— START OF Input rows —

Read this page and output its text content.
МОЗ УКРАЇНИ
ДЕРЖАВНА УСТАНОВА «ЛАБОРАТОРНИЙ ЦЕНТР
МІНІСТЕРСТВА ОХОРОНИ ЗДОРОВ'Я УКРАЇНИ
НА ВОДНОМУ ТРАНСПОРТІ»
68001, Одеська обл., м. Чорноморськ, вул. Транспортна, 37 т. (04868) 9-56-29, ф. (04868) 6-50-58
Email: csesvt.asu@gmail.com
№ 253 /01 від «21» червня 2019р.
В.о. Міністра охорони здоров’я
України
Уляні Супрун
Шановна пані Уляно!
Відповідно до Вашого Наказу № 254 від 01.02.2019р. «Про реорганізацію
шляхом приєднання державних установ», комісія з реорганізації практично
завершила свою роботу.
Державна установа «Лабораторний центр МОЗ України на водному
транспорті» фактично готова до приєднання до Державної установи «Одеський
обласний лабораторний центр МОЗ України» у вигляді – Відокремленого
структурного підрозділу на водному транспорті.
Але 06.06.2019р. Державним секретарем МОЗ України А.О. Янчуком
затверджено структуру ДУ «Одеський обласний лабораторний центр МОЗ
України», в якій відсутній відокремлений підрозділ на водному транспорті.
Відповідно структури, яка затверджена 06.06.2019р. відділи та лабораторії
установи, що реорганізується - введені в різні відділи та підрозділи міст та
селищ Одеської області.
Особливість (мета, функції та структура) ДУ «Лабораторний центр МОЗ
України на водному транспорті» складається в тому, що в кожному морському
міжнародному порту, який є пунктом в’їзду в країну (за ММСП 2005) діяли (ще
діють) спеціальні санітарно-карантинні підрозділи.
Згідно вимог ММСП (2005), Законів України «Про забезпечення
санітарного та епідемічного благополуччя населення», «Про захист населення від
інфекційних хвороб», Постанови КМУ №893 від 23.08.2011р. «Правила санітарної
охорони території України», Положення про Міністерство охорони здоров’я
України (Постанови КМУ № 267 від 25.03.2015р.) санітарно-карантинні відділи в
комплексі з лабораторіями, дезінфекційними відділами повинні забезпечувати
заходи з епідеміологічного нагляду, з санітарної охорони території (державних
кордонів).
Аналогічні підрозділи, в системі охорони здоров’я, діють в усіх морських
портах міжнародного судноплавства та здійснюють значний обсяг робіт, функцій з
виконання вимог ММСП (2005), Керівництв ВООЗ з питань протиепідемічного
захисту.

— END OF Input rows —
— START OF Input rows —

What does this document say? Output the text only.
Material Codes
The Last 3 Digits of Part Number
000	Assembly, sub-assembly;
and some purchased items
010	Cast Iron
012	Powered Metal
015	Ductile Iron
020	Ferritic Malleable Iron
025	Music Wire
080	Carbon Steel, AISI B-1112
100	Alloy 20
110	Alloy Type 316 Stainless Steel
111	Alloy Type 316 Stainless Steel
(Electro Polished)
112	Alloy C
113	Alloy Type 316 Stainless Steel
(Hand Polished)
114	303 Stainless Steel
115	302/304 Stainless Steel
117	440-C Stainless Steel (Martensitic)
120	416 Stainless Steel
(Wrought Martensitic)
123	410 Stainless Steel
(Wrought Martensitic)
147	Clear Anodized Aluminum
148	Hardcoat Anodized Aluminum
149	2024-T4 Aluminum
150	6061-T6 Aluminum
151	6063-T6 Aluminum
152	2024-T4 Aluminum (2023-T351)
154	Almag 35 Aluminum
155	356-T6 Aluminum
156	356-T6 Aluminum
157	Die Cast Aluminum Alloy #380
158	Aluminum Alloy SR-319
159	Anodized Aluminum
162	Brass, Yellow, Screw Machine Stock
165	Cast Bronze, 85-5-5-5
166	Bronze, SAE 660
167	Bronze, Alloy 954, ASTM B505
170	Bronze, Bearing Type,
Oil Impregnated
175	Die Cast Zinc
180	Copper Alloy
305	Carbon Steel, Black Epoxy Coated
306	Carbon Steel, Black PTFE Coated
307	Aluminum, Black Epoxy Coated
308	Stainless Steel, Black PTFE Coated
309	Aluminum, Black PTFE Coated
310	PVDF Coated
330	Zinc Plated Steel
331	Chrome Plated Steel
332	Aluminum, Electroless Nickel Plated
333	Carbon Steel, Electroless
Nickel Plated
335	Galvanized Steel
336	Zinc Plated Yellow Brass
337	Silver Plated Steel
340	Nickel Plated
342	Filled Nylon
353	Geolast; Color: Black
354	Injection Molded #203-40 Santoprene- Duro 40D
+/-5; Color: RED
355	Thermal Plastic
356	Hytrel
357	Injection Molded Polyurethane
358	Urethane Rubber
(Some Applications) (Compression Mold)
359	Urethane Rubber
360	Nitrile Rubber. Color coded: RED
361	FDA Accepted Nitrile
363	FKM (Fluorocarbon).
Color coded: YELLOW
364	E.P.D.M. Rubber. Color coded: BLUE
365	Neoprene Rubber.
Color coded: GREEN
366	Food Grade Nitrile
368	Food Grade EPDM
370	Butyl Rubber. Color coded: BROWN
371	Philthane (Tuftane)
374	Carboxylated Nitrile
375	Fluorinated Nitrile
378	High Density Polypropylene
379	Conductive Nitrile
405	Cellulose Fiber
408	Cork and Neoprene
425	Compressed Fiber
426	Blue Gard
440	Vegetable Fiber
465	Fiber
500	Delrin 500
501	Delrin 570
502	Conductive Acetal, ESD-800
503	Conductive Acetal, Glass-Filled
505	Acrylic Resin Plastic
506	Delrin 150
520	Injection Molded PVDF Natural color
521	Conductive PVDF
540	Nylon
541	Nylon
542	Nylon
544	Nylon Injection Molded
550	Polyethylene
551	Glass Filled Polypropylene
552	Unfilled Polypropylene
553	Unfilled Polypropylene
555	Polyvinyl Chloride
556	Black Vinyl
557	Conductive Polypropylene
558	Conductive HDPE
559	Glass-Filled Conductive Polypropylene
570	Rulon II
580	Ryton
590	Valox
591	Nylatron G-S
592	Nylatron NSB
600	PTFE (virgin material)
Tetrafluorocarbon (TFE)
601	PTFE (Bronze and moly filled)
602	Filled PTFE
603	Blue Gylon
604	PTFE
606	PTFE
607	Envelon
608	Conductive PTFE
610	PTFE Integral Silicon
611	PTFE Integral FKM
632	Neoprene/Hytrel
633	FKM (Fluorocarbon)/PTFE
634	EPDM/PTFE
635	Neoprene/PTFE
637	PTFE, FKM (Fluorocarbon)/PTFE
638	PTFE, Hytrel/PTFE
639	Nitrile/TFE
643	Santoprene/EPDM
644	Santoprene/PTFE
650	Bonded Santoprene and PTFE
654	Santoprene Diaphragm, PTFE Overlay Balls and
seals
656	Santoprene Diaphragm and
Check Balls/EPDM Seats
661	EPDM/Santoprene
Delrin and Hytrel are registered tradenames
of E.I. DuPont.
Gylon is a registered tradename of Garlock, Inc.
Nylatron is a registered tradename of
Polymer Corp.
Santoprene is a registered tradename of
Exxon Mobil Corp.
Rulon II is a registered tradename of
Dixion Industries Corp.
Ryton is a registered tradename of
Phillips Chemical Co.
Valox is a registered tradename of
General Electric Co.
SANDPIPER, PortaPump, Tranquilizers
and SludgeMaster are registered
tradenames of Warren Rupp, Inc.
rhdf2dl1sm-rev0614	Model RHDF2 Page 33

— END OF Input rows —

Exercise: Your answer should be a single number: the count of lines holding the word "Nylatron".

The completed task: 3